OBJECTIVE |
Extract every line that contains the string "pensar".

INFORMATION PROVIDED |
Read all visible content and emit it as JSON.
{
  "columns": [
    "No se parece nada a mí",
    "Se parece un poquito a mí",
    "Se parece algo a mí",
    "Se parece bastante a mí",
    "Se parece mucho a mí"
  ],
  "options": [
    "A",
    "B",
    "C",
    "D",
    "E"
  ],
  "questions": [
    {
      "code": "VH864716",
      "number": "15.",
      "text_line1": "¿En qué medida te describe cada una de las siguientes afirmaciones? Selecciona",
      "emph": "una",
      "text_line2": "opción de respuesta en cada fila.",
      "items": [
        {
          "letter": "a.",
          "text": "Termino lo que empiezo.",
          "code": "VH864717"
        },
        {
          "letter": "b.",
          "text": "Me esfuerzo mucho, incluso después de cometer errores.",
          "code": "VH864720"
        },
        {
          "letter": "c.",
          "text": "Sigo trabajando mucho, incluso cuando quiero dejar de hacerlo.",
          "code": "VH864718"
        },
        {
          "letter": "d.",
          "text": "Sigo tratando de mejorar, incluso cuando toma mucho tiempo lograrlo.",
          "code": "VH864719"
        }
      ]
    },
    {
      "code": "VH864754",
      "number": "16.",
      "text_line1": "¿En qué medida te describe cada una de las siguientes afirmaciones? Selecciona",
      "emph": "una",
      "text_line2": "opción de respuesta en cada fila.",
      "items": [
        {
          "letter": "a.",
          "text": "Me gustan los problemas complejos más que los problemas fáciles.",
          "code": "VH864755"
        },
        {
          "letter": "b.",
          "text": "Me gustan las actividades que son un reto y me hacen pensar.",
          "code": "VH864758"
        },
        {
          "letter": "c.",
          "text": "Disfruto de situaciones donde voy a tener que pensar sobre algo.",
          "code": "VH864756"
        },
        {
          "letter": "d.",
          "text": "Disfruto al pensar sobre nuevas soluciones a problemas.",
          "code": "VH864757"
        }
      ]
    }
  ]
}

RESULT OF THIS EXERCISE |
          "text": "Me gustan las actividades que son un reto y me hacen pensar.",
          "text": "Disfruto de situaciones donde voy a tener que pensar sobre algo.",
          "text": "Disfruto al pensar sobre nuevas soluciones a problemas.",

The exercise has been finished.